-- start Records provided --
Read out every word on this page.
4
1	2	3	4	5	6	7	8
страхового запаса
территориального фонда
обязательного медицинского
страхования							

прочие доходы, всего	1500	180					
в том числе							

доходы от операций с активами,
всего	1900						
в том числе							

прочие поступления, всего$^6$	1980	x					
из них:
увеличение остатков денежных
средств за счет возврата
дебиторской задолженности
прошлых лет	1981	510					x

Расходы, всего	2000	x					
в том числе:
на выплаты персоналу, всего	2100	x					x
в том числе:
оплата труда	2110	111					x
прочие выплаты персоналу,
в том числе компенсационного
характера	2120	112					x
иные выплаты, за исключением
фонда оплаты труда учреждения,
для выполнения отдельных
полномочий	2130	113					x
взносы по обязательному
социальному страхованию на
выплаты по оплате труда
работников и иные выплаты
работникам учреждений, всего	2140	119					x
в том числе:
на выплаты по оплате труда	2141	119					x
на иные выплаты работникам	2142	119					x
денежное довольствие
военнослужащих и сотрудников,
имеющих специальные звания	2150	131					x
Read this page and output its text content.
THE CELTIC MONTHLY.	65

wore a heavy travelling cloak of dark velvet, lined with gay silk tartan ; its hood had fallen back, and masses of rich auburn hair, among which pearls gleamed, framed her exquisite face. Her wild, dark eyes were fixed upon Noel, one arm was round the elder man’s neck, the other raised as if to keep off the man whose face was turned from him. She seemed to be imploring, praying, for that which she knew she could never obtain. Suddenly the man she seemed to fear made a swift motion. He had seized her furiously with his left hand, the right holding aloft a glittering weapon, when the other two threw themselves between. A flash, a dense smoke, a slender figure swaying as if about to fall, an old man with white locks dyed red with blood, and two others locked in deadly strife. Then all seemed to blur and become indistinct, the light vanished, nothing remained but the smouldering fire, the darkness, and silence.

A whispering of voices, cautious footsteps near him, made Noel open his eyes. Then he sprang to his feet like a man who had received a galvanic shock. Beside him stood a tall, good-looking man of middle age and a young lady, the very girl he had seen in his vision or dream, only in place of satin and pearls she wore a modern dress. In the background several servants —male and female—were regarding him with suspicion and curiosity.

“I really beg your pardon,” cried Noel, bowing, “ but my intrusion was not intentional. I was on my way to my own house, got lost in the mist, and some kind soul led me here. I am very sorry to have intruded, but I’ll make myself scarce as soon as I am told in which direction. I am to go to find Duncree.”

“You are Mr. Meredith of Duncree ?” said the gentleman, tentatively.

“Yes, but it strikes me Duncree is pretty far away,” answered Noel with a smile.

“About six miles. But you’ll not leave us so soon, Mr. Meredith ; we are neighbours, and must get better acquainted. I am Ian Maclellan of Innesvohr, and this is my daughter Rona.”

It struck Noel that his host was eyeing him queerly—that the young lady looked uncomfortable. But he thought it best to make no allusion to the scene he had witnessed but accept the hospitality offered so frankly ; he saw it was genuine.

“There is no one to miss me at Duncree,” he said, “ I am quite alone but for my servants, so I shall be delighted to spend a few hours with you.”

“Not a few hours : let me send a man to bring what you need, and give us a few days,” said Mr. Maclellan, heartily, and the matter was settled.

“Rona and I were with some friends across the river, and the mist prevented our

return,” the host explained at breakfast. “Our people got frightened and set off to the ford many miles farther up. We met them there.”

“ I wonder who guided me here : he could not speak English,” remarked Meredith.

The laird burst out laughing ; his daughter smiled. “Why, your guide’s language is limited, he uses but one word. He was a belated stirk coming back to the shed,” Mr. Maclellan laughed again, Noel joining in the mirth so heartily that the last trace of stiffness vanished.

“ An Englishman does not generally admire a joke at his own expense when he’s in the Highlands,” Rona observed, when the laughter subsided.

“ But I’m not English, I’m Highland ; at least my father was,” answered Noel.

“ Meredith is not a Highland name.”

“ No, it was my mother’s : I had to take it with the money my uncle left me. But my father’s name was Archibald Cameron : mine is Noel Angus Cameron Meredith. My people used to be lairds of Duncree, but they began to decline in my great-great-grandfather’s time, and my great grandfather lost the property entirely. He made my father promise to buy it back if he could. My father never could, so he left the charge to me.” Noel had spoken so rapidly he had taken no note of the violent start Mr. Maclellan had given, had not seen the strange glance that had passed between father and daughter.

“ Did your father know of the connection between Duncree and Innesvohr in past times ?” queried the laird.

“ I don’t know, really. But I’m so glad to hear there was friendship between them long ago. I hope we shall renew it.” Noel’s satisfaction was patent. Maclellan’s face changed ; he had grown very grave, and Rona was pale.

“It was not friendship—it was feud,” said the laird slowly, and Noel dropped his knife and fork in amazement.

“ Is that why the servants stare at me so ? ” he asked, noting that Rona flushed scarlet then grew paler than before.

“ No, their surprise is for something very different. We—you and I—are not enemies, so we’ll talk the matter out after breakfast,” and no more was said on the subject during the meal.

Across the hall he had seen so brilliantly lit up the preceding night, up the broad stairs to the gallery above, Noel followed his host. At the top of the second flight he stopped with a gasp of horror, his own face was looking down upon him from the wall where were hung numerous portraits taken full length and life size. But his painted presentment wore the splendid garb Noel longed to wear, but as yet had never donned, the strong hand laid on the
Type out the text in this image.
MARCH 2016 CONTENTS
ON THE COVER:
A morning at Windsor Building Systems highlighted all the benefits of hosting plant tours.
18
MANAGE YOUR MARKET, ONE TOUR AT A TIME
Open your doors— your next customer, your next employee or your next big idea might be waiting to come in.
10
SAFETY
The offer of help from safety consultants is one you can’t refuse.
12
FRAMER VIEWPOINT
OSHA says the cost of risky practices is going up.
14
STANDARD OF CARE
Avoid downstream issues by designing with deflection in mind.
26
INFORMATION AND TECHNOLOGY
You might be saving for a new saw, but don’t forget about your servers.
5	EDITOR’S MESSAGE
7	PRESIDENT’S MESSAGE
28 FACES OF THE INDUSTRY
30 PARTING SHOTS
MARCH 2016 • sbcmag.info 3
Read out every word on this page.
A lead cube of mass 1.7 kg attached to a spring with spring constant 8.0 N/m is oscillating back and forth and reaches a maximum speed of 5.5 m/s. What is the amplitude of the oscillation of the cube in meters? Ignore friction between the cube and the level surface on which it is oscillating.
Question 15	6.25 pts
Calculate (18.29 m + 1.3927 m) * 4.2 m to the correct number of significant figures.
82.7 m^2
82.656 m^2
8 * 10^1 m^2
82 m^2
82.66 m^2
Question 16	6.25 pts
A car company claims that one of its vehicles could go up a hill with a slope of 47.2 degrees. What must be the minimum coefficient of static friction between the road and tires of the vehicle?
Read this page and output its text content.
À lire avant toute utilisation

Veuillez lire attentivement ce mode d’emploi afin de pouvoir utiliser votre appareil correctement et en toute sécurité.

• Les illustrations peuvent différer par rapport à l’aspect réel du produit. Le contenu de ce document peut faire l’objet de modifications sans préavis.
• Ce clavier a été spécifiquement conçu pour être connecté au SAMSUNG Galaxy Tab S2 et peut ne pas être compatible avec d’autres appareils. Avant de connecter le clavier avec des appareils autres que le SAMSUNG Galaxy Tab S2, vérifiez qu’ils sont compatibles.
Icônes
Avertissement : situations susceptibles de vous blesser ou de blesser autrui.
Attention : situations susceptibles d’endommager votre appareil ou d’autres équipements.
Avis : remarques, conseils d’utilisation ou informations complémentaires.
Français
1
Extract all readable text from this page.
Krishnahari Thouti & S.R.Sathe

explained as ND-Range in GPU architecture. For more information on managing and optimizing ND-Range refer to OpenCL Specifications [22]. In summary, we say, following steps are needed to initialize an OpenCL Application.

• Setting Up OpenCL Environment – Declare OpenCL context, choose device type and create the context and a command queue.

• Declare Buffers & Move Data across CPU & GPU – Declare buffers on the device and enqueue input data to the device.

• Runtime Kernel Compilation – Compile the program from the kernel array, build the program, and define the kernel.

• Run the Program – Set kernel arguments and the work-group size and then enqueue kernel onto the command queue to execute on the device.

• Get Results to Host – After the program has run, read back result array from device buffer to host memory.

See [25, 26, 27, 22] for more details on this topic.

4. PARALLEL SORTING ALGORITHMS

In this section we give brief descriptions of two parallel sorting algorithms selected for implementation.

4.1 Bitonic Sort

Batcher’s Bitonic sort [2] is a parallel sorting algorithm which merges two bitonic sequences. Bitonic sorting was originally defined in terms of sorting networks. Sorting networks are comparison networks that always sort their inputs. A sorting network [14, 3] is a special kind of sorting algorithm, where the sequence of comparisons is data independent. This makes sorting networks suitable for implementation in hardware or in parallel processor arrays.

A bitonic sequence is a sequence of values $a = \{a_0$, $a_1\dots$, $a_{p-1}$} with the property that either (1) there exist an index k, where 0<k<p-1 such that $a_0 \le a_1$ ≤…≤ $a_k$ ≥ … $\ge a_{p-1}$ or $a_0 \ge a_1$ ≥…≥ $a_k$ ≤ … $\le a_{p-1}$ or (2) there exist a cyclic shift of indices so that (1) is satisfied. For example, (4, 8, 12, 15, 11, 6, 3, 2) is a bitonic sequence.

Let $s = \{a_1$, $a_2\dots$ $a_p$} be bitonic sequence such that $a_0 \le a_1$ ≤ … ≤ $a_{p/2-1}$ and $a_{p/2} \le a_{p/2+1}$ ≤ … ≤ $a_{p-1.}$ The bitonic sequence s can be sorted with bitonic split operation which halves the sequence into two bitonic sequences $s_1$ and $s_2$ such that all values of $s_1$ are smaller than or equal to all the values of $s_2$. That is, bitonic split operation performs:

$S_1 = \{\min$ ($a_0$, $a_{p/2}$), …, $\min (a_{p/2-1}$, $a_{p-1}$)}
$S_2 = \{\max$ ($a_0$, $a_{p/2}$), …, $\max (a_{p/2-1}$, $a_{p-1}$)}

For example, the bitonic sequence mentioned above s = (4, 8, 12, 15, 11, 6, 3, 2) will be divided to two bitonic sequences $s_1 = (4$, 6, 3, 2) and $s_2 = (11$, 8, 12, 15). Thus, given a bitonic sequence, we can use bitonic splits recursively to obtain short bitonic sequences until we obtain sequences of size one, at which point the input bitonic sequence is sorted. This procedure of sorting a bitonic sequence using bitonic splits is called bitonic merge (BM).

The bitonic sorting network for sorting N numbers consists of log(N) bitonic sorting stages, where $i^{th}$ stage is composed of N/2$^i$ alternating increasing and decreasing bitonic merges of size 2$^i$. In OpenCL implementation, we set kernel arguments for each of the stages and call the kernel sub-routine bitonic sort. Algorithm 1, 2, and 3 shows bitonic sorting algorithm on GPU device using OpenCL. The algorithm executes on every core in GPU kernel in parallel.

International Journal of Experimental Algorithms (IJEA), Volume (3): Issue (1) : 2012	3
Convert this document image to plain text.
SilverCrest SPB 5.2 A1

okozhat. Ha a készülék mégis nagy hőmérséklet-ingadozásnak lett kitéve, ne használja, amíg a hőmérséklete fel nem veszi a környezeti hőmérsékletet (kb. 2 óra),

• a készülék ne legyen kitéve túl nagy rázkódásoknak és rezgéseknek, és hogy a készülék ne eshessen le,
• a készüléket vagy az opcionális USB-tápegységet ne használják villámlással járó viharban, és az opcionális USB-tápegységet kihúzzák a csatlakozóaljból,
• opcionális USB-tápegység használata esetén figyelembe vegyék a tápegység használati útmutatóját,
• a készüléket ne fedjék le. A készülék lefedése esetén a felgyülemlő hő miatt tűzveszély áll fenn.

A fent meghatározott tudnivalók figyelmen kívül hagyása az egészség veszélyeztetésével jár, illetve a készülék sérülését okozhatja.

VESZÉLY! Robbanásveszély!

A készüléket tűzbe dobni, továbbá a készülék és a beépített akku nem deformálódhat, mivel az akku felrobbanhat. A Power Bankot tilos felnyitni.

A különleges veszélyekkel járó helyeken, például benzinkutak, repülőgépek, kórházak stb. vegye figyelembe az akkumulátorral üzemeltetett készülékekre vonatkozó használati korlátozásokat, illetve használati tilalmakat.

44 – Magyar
-- end Records provided --
Which lines of the data above contain "работникам"? Copy each one.

работникам учреждений, всего	2140	119					x
на иные выплаты работникам	2142	119					x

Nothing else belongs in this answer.